-- begin --
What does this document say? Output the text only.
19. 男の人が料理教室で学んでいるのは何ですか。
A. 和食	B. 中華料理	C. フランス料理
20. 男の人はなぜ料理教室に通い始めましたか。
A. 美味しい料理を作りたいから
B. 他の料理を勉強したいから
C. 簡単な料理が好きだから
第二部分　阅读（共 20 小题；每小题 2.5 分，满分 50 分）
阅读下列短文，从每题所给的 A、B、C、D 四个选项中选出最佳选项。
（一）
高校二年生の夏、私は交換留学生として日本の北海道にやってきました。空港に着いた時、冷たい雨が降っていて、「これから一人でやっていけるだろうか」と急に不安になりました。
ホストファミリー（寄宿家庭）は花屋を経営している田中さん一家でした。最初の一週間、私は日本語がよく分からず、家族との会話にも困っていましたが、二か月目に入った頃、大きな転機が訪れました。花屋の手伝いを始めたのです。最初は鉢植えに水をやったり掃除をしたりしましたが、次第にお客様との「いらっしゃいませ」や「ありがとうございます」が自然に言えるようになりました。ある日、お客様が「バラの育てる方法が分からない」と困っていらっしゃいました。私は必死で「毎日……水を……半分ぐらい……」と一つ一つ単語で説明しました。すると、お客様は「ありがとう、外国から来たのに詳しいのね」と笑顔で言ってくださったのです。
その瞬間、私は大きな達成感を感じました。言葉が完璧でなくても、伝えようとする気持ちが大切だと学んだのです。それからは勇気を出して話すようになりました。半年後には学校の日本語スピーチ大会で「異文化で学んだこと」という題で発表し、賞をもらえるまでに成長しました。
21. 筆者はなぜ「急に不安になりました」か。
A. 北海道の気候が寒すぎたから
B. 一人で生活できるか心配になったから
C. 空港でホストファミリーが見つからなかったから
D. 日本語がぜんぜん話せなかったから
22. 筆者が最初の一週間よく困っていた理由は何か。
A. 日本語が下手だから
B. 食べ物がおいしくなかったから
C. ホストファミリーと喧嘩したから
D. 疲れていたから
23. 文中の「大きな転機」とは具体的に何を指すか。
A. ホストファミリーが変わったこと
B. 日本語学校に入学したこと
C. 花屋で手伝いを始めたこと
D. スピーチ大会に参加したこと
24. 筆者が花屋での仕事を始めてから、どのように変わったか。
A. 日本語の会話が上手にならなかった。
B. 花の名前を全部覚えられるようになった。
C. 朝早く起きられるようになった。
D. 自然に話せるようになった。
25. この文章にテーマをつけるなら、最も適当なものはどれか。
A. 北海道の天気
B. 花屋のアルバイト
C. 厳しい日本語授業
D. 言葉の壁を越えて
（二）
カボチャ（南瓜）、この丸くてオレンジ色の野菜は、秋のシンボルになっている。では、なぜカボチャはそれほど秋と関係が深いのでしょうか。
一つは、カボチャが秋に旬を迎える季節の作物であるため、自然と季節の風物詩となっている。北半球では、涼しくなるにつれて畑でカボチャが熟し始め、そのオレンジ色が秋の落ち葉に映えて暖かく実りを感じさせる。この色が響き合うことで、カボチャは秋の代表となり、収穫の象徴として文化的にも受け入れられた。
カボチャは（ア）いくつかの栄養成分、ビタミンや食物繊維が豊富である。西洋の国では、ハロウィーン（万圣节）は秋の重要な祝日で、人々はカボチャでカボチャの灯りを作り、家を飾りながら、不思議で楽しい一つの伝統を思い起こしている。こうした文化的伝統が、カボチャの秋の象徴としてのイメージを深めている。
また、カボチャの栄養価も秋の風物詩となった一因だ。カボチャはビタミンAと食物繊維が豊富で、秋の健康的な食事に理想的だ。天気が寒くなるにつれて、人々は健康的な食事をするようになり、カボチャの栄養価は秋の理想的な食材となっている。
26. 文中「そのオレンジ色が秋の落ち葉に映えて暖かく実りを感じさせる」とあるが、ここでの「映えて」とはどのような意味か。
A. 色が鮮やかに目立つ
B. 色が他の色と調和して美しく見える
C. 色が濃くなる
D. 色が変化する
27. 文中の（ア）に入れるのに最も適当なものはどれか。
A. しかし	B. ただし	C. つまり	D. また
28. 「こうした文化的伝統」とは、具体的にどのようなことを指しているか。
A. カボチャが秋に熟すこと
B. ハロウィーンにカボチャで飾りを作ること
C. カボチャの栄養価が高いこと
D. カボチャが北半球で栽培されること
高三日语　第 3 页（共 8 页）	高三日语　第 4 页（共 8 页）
-- end --
-- WHAT THE TASK REQUIRES --
Copy each line containing the word "そのオレンジ色が秋の落ち葉に映えて暖かく実りを感じさせる" from the data.

-- TASK RESULT --
一つは、カボチャが秋に旬を迎える季節の作物であるため、自然と季節の風物詩となっている。北半球では、涼しくなるにつれて畑でカボチャが熟し始め、そのオレンジ色が秋の落ち葉に映えて暖かく実りを感じさせる。この色が響き合うことで、カボチャは秋の代表となり、収穫の象徴として文化的にも受け入れられた。
26. 文中「そのオレンジ色が秋の落ち葉に映えて暖かく実りを感じさせる」とあるが、ここでの「映えて」とはどのような意味か。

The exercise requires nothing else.